• **Stored data**:
**********
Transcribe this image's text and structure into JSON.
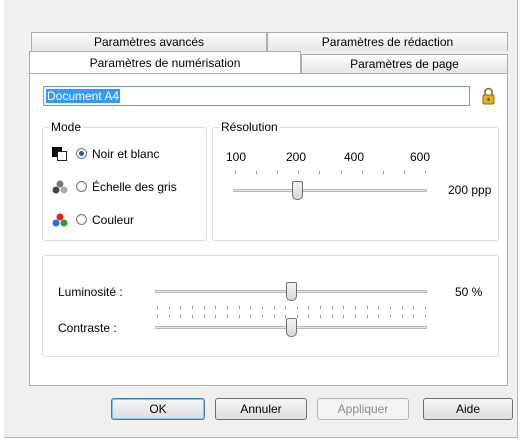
{
  "tabs": {
    "row_back": [
      "Paramètres avancés",
      "Paramètres de rédaction"
    ],
    "row_front": [
      "Paramètres de numérisation",
      "Paramètres de page"
    ],
    "active": "Paramètres de numérisation"
  },
  "profile": {
    "name_value": "Document A4"
  },
  "mode": {
    "title": "Mode",
    "options": [
      "Noir et blanc",
      "Échelle des gris",
      "Couleur"
    ],
    "selected": "Noir et blanc"
  },
  "resolution": {
    "title": "Résolution",
    "scale_labels": [
      "100",
      "200",
      "400",
      "600"
    ],
    "value_text": "200 ppp",
    "position_fraction": 0.33
  },
  "brightness": {
    "label": "Luminosité :",
    "value_text": "50 %",
    "position_fraction": 0.5
  },
  "contrast": {
    "label": "Contraste :",
    "position_fraction": 0.5
  },
  "buttons": {
    "ok": "OK",
    "cancel": "Annuler",
    "apply": "Appliquer",
    "help": "Aide"
  },
  "colors": {
    "selection": "#3399ff",
    "radio_dot": "#1f5fb8",
    "group_border": "#d5dfe5"
  }
}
**********
• **DESCRIPTION OF THE TASK**: Take the listing above and print it exactly, apart from the pictures.

• **COMPLETE RESPONSE**:
Transcribe this image's text and structure into JSON.
{
  "tabs": {
    "row_back": [
      "Paramètres avancés",
      "Paramètres de rédaction"
    ],
    "row_front": [
      "Paramètres de numérisation",
      "Paramètres de page"
    ],
    "active": "Paramètres de numérisation"
  },
  "profile": {
    "name_value": "Document A4"
  },
  "mode": {
    "title": "Mode",
    "options": [
      "Noir et blanc",
      "Échelle des gris",
      "Couleur"
    ],
    "selected": "Noir et blanc"
  },
  "resolution": {
    "title": "Résolution",
    "scale_labels": [
      "100",
      "200",
      "400",
      "600"
    ],
    "value_text": "200 ppp",
    "position_fraction": 0.33
  },
  "brightness": {
    "label": "Luminosité :",
    "value_text": "50 %",
    "position_fraction": 0.5
  },
  "contrast": {
    "label": "Contraste :",
    "position_fraction": 0.5
  },
  "buttons": {
    "ok": "OK",
    "cancel": "Annuler",
    "apply": "Appliquer",
    "help": "Aide"
  },
  "colors": {
    "selection": "#3399ff",
    "radio_dot": "#1f5fb8",
    "group_border": "#d5dfe5"
  }
}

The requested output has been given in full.